** Dataset entries follows **

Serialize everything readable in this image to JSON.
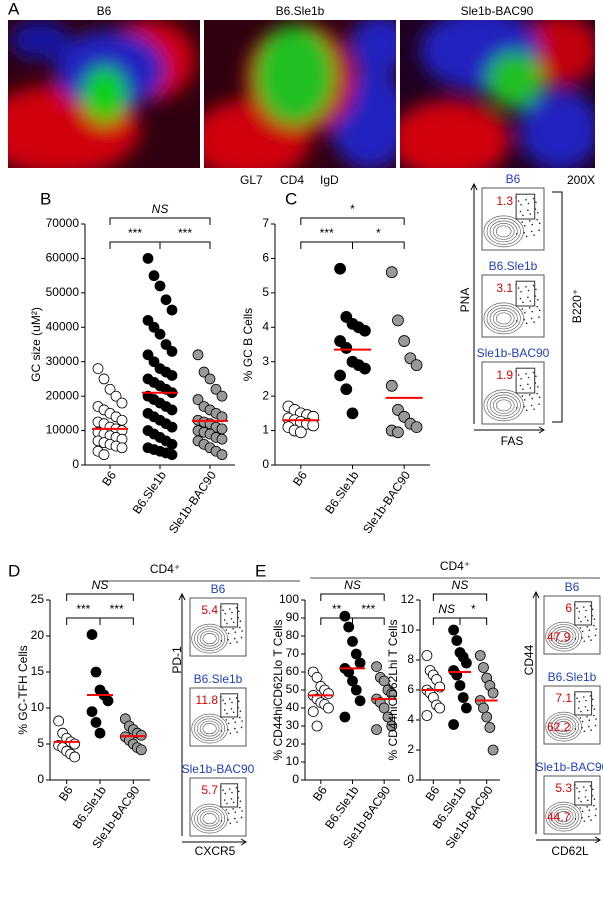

** End of Dataset entries **
** Dataset entries follows **

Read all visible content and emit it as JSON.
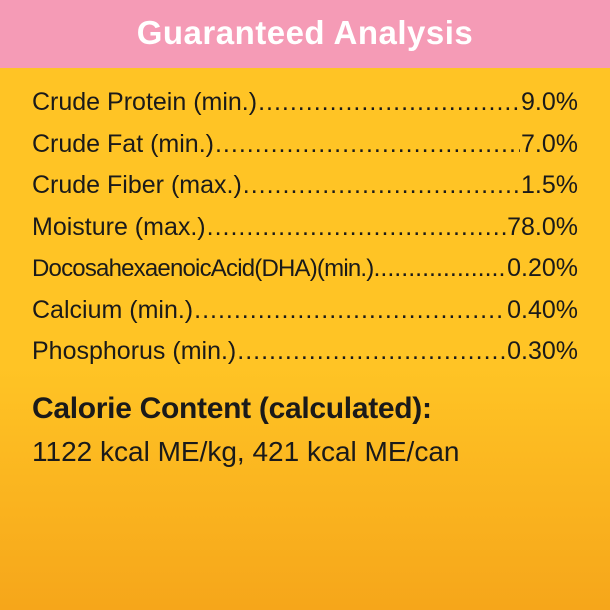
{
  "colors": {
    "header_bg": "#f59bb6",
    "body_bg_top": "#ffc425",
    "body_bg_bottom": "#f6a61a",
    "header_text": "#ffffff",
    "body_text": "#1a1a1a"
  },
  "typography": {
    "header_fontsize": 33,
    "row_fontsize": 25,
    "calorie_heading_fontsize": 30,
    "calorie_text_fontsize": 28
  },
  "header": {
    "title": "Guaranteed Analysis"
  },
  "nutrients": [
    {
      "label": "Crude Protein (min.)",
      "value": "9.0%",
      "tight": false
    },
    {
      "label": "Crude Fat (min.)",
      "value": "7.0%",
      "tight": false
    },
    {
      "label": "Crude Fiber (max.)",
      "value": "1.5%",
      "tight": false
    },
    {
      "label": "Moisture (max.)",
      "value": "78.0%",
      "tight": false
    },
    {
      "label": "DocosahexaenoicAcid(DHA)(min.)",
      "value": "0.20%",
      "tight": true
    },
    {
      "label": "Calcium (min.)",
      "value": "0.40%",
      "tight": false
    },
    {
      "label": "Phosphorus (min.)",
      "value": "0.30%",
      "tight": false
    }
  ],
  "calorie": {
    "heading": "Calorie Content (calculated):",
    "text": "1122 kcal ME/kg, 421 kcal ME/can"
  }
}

** End of Dataset entries **
** Dataset entries follows **

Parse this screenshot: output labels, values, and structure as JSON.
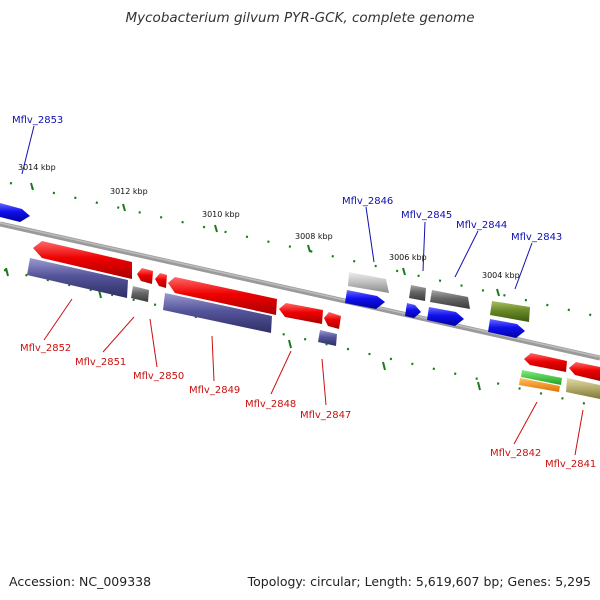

** End of Dataset entries **

▶ **Action item**
Look through the entries above; find each line with the word "this" and copy it.

▶ **Exercise output**
Serialize everything readable in this image to JSON.
Parse this screenshot: output labels, values, and structure as JSON.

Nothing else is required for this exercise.